PROBLEM TO SOLVE:
Extract every line of the material that holds the string "cont".

PROVIDED ENTRIES:
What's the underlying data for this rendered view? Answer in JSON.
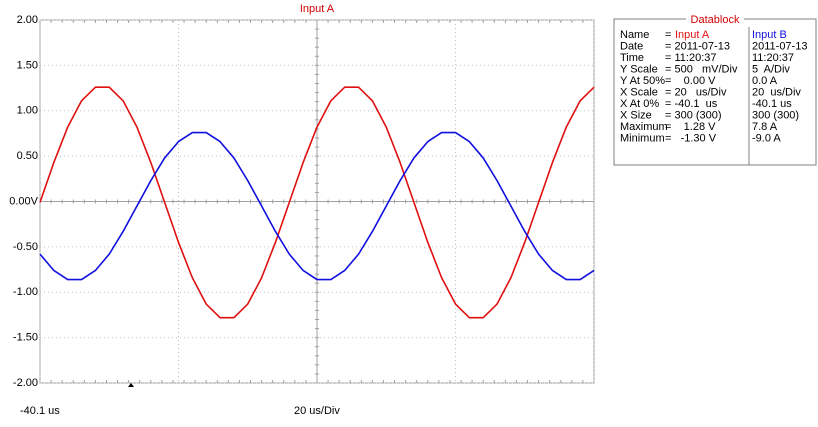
{
  "chart_data": {
    "type": "line",
    "title": "Input A",
    "x": [
      -40.1,
      -35.1,
      -30.1,
      -25.1,
      -20.1,
      -15.1,
      -10.1,
      -5.1,
      -0.1,
      4.9,
      9.9,
      14.9,
      19.9,
      24.9,
      29.9,
      34.9,
      39.9,
      44.9,
      49.9,
      54.9,
      59.9,
      64.9,
      69.9,
      74.9,
      79.9,
      84.9,
      89.9,
      94.9,
      99.9,
      104.9,
      109.9,
      114.9,
      119.9,
      124.9,
      129.9,
      134.9,
      139.9,
      144.9,
      149.9,
      154.9,
      159.9
    ],
    "series": [
      {
        "name": "Input A",
        "color": "#e01010",
        "values": [
          -0.01,
          0.43,
          0.82,
          1.11,
          1.26,
          1.26,
          1.11,
          0.82,
          0.43,
          -0.01,
          -0.45,
          -0.84,
          -1.13,
          -1.28,
          -1.28,
          -1.13,
          -0.84,
          -0.45,
          -0.01,
          0.43,
          0.82,
          1.11,
          1.26,
          1.26,
          1.11,
          0.82,
          0.43,
          -0.01,
          -0.45,
          -0.84,
          -1.13,
          -1.28,
          -1.28,
          -1.13,
          -0.84,
          -0.45,
          -0.01,
          0.43,
          0.82,
          1.11,
          1.26
        ]
      },
      {
        "name": "Input B",
        "color": "#1010e0",
        "values": [
          -0.58,
          -0.76,
          -0.86,
          -0.86,
          -0.76,
          -0.58,
          -0.33,
          -0.05,
          0.23,
          0.48,
          0.66,
          0.76,
          0.76,
          0.66,
          0.48,
          0.23,
          -0.05,
          -0.33,
          -0.58,
          -0.76,
          -0.86,
          -0.86,
          -0.76,
          -0.58,
          -0.33,
          -0.05,
          0.23,
          0.48,
          0.66,
          0.76,
          0.76,
          0.66,
          0.48,
          0.23,
          -0.05,
          -0.33,
          -0.58,
          -0.76,
          -0.86,
          -0.86,
          -0.76
        ]
      }
    ],
    "xlim": [
      -40.1,
      159.9
    ],
    "xticks": [
      -40.1,
      9.9,
      59.9,
      109.9,
      159.9
    ],
    "ylim": [
      -2,
      2
    ],
    "yticks": [
      {
        "value": 2,
        "label": "2.00"
      },
      {
        "value": 1.5,
        "label": "1.50"
      },
      {
        "value": 1,
        "label": "1.00"
      },
      {
        "value": 0.5,
        "label": "0.50"
      },
      {
        "value": 0,
        "label": "0.00V"
      },
      {
        "value": -0.5,
        "label": "-0.50"
      },
      {
        "value": -1,
        "label": "-1.00"
      },
      {
        "value": -1.5,
        "label": "-1.50"
      },
      {
        "value": -2,
        "label": "-2.00"
      }
    ],
    "grid": true,
    "x_start_label": "-40.1 us",
    "x_scale_label": "20 us/Div"
  },
  "datablock": {
    "title": "Datablock",
    "name_label": "Name",
    "separator": "=",
    "rows": [
      [
        "Date",
        "= 2011-07-13",
        "2011-07-13"
      ],
      [
        "Time",
        "= 11:20:37",
        "11:20:37"
      ],
      [
        "Y Scale",
        "= 500   mV/Div",
        "5  A/Div"
      ],
      [
        "Y At 50%",
        "=    0.00 V",
        "0.0 A"
      ],
      [
        "X Scale",
        "= 20   us/Div",
        "20  us/Div"
      ],
      [
        "X At 0%",
        "= -40.1  us",
        "-40.1 us"
      ],
      [
        "X Size",
        "= 300 (300)",
        "300 (300)"
      ],
      [
        "Maximum",
        "=    1.28 V",
        "7.8 A"
      ],
      [
        "Minimum",
        "=   -1.30 V",
        "-9.0 A"
      ]
    ]
  }
}
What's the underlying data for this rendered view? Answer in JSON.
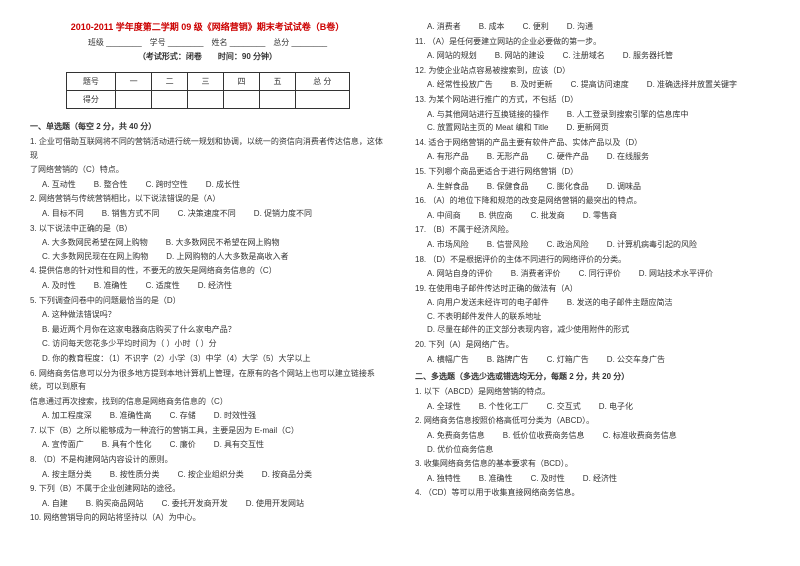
{
  "header": {
    "title": "2010-2011 学年度第二学期 09 级《网络营销》期末考试试卷（B卷）",
    "fields_line": "班级 ________　学号 ________　姓名 ________　总分 ________",
    "exam_info": "（考试形式：闭卷　　时间：90 分钟）"
  },
  "score_table": {
    "headers": [
      "题号",
      "一",
      "二",
      "三",
      "四",
      "五",
      "总 分"
    ],
    "row_label": "得分"
  },
  "sec1_title": "一、单选题（每空 2 分，共 40 分）",
  "sec2_title": "二、多选题（多选少选或错选均无分，每题 2 分，共 20 分）",
  "q_left": [
    {
      "n": "1.",
      "t": "企业可借助互联网将不同的营销活动进行统一规划和协调，以统一的资信向消费者传达信息，这体现",
      "cont": "了网络营销的（C）特点。",
      "o": [
        "A. 互动性",
        "B. 整合性",
        "C. 跨时空性",
        "D. 成长性"
      ]
    },
    {
      "n": "2.",
      "t": "网络营销与传统营销相比，以下说法错误的是（A）",
      "o": [
        "A. 目标不同",
        "B. 销售方式不同",
        "C. 决策速度不同",
        "D. 促销力度不同"
      ]
    },
    {
      "n": "3.",
      "t": "以下说法中正确的是（B）",
      "o": [
        "A. 大多数网民希望在网上购物",
        "B. 大多数网民不希望在网上购物",
        "C. 大多数网民现在在网上购物",
        "D. 上网购物的人大多数是高收入者"
      ]
    },
    {
      "n": "4.",
      "t": "提供信息的针对性和目的性，不要无的放矢是网络商务信息的（C）",
      "o": [
        "A. 及时性",
        "B. 准确性",
        "C. 适度性",
        "D. 经济性"
      ]
    },
    {
      "n": "5.",
      "t": "下列调查问卷中的问题最恰当的是（D）",
      "o": [
        "A. 这种做法错误吗？",
        "B. 最近两个月你在这家电器商店购买了什么家电产品？",
        "C. 访问每天您花多少平均时间为（ ）小时（ ）分",
        "D. 你的教育程度：（1）不识字（2）小学（3）中学（4）大学（5）大学以上"
      ],
      "optsBlock": true
    },
    {
      "n": "6.",
      "t": "网络商务信息可以分为很多地方提到本地计算机上管理，在原有的各个网站上也可以建立链接系统，可以到原有",
      "cont": "信息通过再次搜索，找到的信息是网络商务信息的（C）",
      "o": [
        "A. 加工程度深",
        "B. 准确性高",
        "C. 存储",
        "D. 时效性强"
      ]
    },
    {
      "n": "7.",
      "t": "以下（B）之所以能够成为一种流行的营销工具，主要是因为 E-mail（C）",
      "o": [
        "A. 宣传面广",
        "B. 具有个性化",
        "C. 廉价",
        "D. 具有交互性"
      ]
    },
    {
      "n": "8.",
      "t": "（D）不是构建网站内容设计的原则。",
      "o": [
        "A. 按主题分类",
        "B. 按性质分类",
        "C. 按企业组织分类",
        "D. 按商品分类"
      ]
    },
    {
      "n": "9.",
      "t": "下列（B）不属于企业创建网站的途径。",
      "o": [
        "A. 自建",
        "B. 购买商品网站",
        "C. 委托开发商开发",
        "D. 使用开发网站"
      ]
    },
    {
      "n": "10.",
      "t": "网络营销导向的网站将坚持以（A）为中心。"
    }
  ],
  "q_right": [
    {
      "o": [
        "A. 消费者",
        "B. 成本",
        "C. 便利",
        "D. 沟通"
      ]
    },
    {
      "n": "11.",
      "t": "（A）是任何要建立网站的企业必要做的第一步。",
      "o": [
        "A. 网站的规划",
        "B. 网站的建设",
        "C. 注册域名",
        "D. 服务器托管"
      ]
    },
    {
      "n": "12.",
      "t": "为使企业站点容易被搜索到，应该（D）",
      "o": [
        "A. 经常性投放广告",
        "B. 及时更新",
        "C. 提高访问速度",
        "D. 准确选择并放置关键字"
      ]
    },
    {
      "n": "13.",
      "t": "为某个网站进行推广的方式，不包括（D）",
      "o": [
        "A. 与其他网站进行互换链接的操作",
        "B. 人工登录到搜索引擎的信息库中",
        "C. 放置网站主页的 Meat 编和 Title",
        "D. 更新网页"
      ]
    },
    {
      "n": "14.",
      "t": "适合于网络营销的产品主要有软件产品、实体产品以及（D）",
      "o": [
        "A. 有形产品",
        "B. 无形产品",
        "C. 硬件产品",
        "D. 在线服务"
      ]
    },
    {
      "n": "15.",
      "t": "下列哪个商品更适合于进行网络营销（D）",
      "o": [
        "A. 生鲜食品",
        "B. 保健食品",
        "C. 膨化食品",
        "D. 调味品"
      ]
    },
    {
      "n": "16.",
      "t": "（A）的地位下降和规范的改变是网络营销的最突出的特点。",
      "o": [
        "A. 中间商",
        "B. 供应商",
        "C. 批发商",
        "D. 零售商"
      ]
    },
    {
      "n": "17.",
      "t": "（B）不属于经济风险。",
      "o": [
        "A. 市场风险",
        "B. 信誉风险",
        "C. 政治风险",
        "D. 计算机病毒引起的风险"
      ]
    },
    {
      "n": "18.",
      "t": "（D）不是根据评价的主体不同进行的网络评价的分类。",
      "o": [
        "A. 网站自身的评价",
        "B. 消费者评价",
        "C. 同行评价",
        "D. 网站技术水平评价"
      ]
    },
    {
      "n": "19.",
      "t": "在使用电子邮件传达时正确的做法有（A）",
      "o": [
        "A. 向用户发送未经许可的电子邮件",
        "B. 发送的电子邮件主题应简洁",
        "C. 不表明邮件发件人的联系地址",
        "D. 尽量在邮件的正文部分表现内容，减少使用附件的形式"
      ]
    },
    {
      "n": "20.",
      "t": "下列（A）是网络广告。",
      "o": [
        "A. 横幅广告",
        "B. 路牌广告",
        "C. 灯箱广告",
        "D. 公交车身广告"
      ]
    }
  ],
  "q_sec2": [
    {
      "n": "1.",
      "t": "以下（ABCD）是网络营销的特点。",
      "o": [
        "A. 全球性",
        "B. 个性化工厂",
        "C. 交互式",
        "D. 电子化"
      ]
    },
    {
      "n": "2.",
      "t": "网络商务信息按照价格高低可分类为（ABCD）。",
      "o": [
        "A. 免费商务信息",
        "B. 低价位收费商务信息",
        "C. 标准收费商务信息",
        "D. 优价位商务信息"
      ]
    },
    {
      "n": "3.",
      "t": "收集网络商务信息的基本要求有（BCD）。",
      "o": [
        "A. 独特性",
        "B. 准确性",
        "C. 及时性",
        "D. 经济性"
      ]
    },
    {
      "n": "4.",
      "t": "（CD）等可以用于收集直接网络商务信息。"
    }
  ]
}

REPLY:
      "cont": "了网络营销的（C）特点。",
      "cont": "信息通过再次搜索，找到的信息是网络商务信息的（C）",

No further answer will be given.